* RECORDS FOR THIS TASK:
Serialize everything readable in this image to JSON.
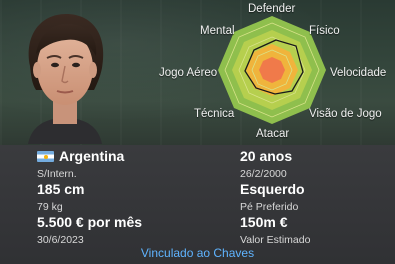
{
  "radar": {
    "labels": {
      "defender": "Defender",
      "mental": "Mental",
      "fisico": "Físico",
      "jogo_aereo": "Jogo Aéreo",
      "velocidade": "Velocidade",
      "tecnica": "Técnica",
      "visao": "Visão de Jogo",
      "atacar": "Atacar"
    },
    "colors": {
      "outer": "#8fbf4d",
      "mid": "#b6cf4e",
      "inner": "#f0b43c",
      "core": "#f07a4a",
      "rings": "#d8e38a",
      "profile": "#1a1a1a"
    }
  },
  "player": {
    "nationality": "Argentina",
    "intl_status": "S/Intern.",
    "height": "185 cm",
    "weight": "79 kg",
    "wage": "5.500 € por mês",
    "contract_end": "30/6/2023",
    "age": "20 anos",
    "dob": "26/2/2000",
    "preferred_foot": "Esquerdo",
    "preferred_foot_label": "Pé Preferido",
    "value": "150m €",
    "value_label": "Valor Estimado",
    "contract_link": "Vinculado ao Chaves"
  }
}
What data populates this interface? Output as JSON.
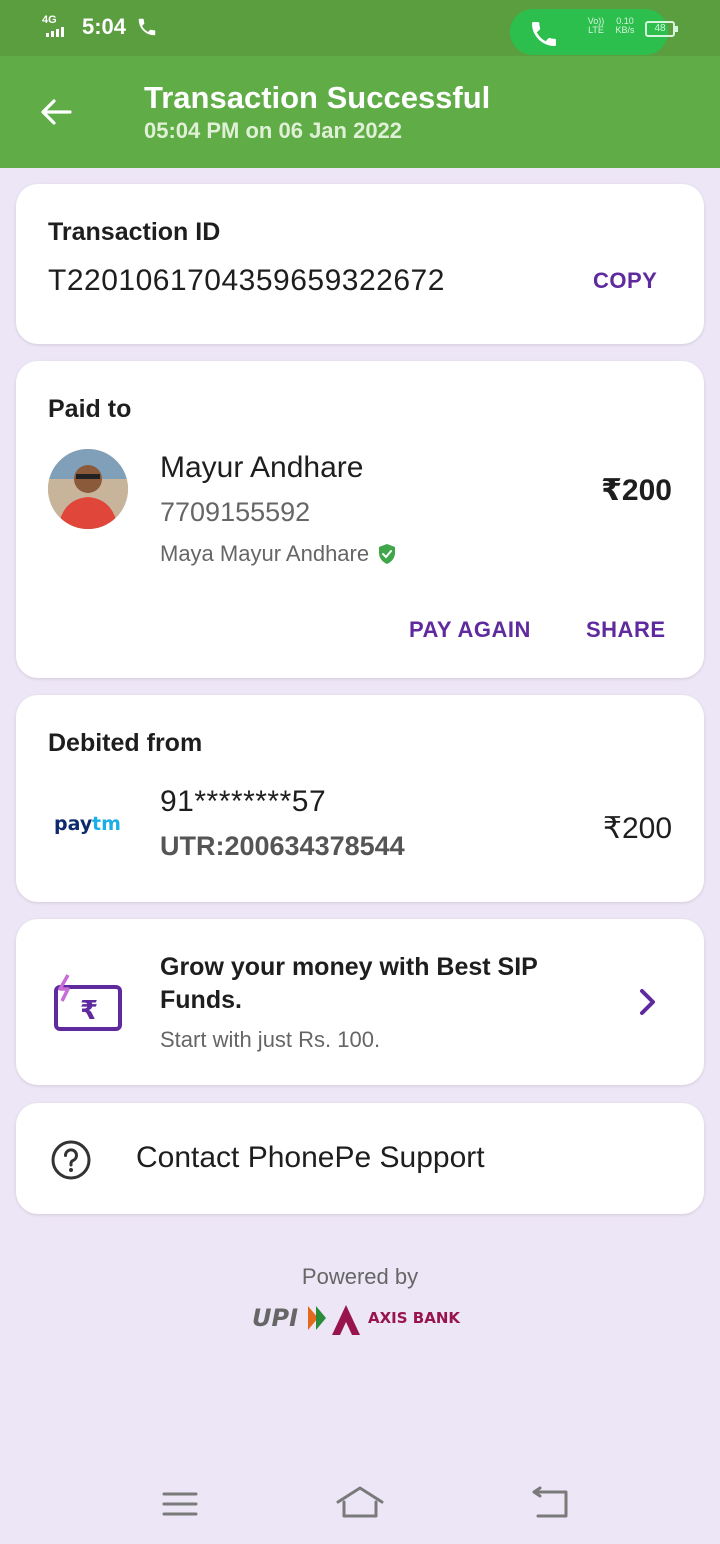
{
  "status_bar": {
    "network": "4G",
    "time": "5:04",
    "call_net": "Vo)) LTE",
    "speed": "0.10 KB/s",
    "battery": "48"
  },
  "header": {
    "title": "Transaction Successful",
    "subtitle": "05:04 PM on 06 Jan 2022",
    "background": "#60ad47"
  },
  "transaction": {
    "label": "Transaction ID",
    "id": "T2201061704359659322672",
    "copy_label": "COPY"
  },
  "paid_to": {
    "label": "Paid to",
    "name": "Mayur Andhare",
    "phone": "7709155592",
    "bank_name": "Maya Mayur Andhare",
    "amount": "₹200",
    "pay_again_label": "PAY AGAIN",
    "share_label": "SHARE"
  },
  "debited_from": {
    "label": "Debited from",
    "logo": "paytm",
    "account": "91********57",
    "utr": "UTR:200634378544",
    "amount": "₹200"
  },
  "promo": {
    "title": "Grow your money with Best SIP Funds.",
    "subtitle": "Start with just Rs. 100."
  },
  "support": {
    "label": "Contact PhonePe Support"
  },
  "footer": {
    "powered_by": "Powered by",
    "upi_logo": "UPI",
    "bank_logo": "AXIS BANK"
  },
  "accent_color": "#5f2a9e"
}
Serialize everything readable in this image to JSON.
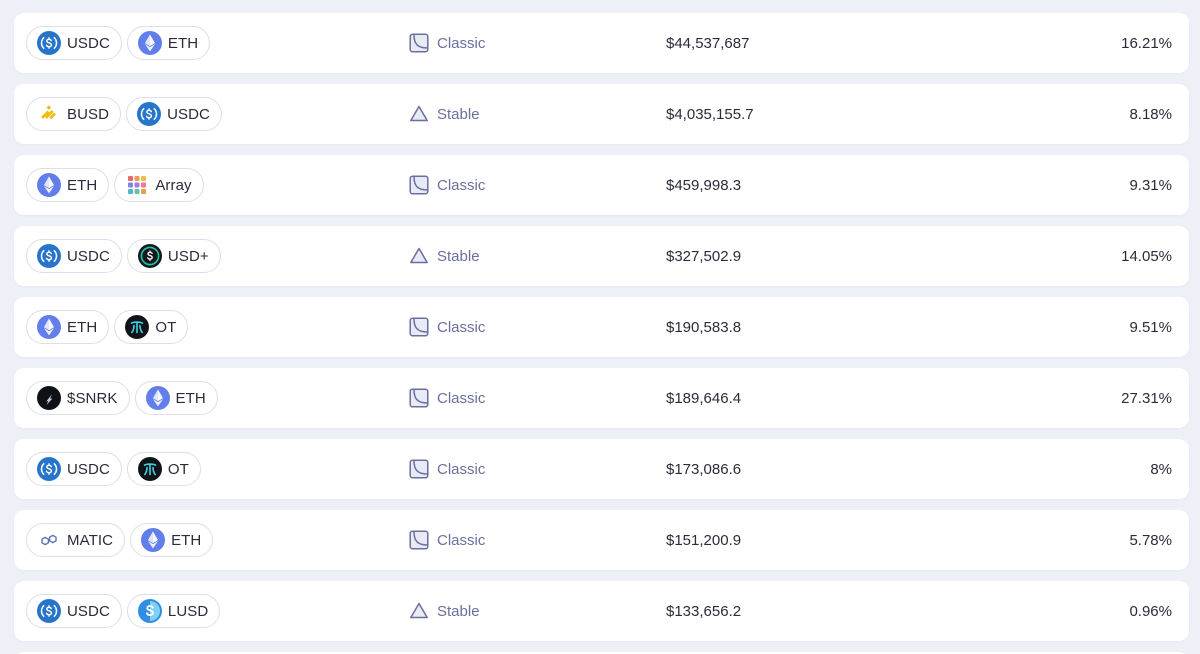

* TASK DESCRIPTION:
Restate each entry word for word, please, but drop any images it holds.

* RESPONSE TO THIS EXERCISE:
Serialize everything readable in this image to JSON.
{
  "radar": {
    "labels": {
      "defender": "Defender",
      "mental": "Mental",
      "fisico": "Físico",
      "jogo_aereo": "Jogo Aéreo",
      "velocidade": "Velocidade",
      "tecnica": "Técnica",
      "visao": "Visão de Jogo",
      "atacar": "Atacar"
    },
    "colors": {
      "outer": "#8fbf4d",
      "mid": "#b6cf4e",
      "inner": "#f0b43c",
      "core": "#f07a4a",
      "rings": "#d8e38a",
      "profile": "#1a1a1a"
    }
  },
  "player": {
    "nationality": "Argentina",
    "intl_status": "S/Intern.",
    "height": "185 cm",
    "weight": "79 kg",
    "wage": "5.500 € por mês",
    "contract_end": "30/6/2023",
    "age": "20 anos",
    "dob": "26/2/2000",
    "preferred_foot": "Esquerdo",
    "preferred_foot_label": "Pé Preferido",
    "value": "150m €",
    "value_label": "Valor Estimado",
    "contract_link": "Vinculado ao Chaves"
  }
}
What data populates this interface? Output as JSON.
{
  "status_bar": {
    "network": "4G",
    "time": "5:04",
    "call_net": "Vo)) LTE",
    "speed": "0.10 KB/s",
    "battery": "48"
  },
  "header": {
    "title": "Transaction Successful",
    "subtitle": "05:04 PM on 06 Jan 2022",
    "background": "#60ad47"
  },
  "transaction": {
    "label": "Transaction ID",
    "id": "T2201061704359659322672",
    "copy_label": "COPY"
  },
  "paid_to": {
    "label": "Paid to",
    "name": "Mayur Andhare",
    "phone": "7709155592",
    "bank_name": "Maya Mayur Andhare",
    "amount": "₹200",
    "pay_again_label": "PAY AGAIN",
    "share_label": "SHARE"
  },
  "debited_from": {
    "label": "Debited from",
    "logo": "paytm",
    "account": "91********57",
    "utr": "UTR:200634378544",
    "amount": "₹200"
  },
  "promo": {
    "title": "Grow your money with Best SIP Funds.",
    "subtitle": "Start with just Rs. 100."
  },
  "support": {
    "label": "Contact PhonePe Support"
  },
  "footer": {
    "powered_by": "Powered by",
    "upi_logo": "UPI",
    "bank_logo": "AXIS BANK"
  },
  "accent_color": "#5f2a9e"
}
Serialize everything readable in this image to JSON.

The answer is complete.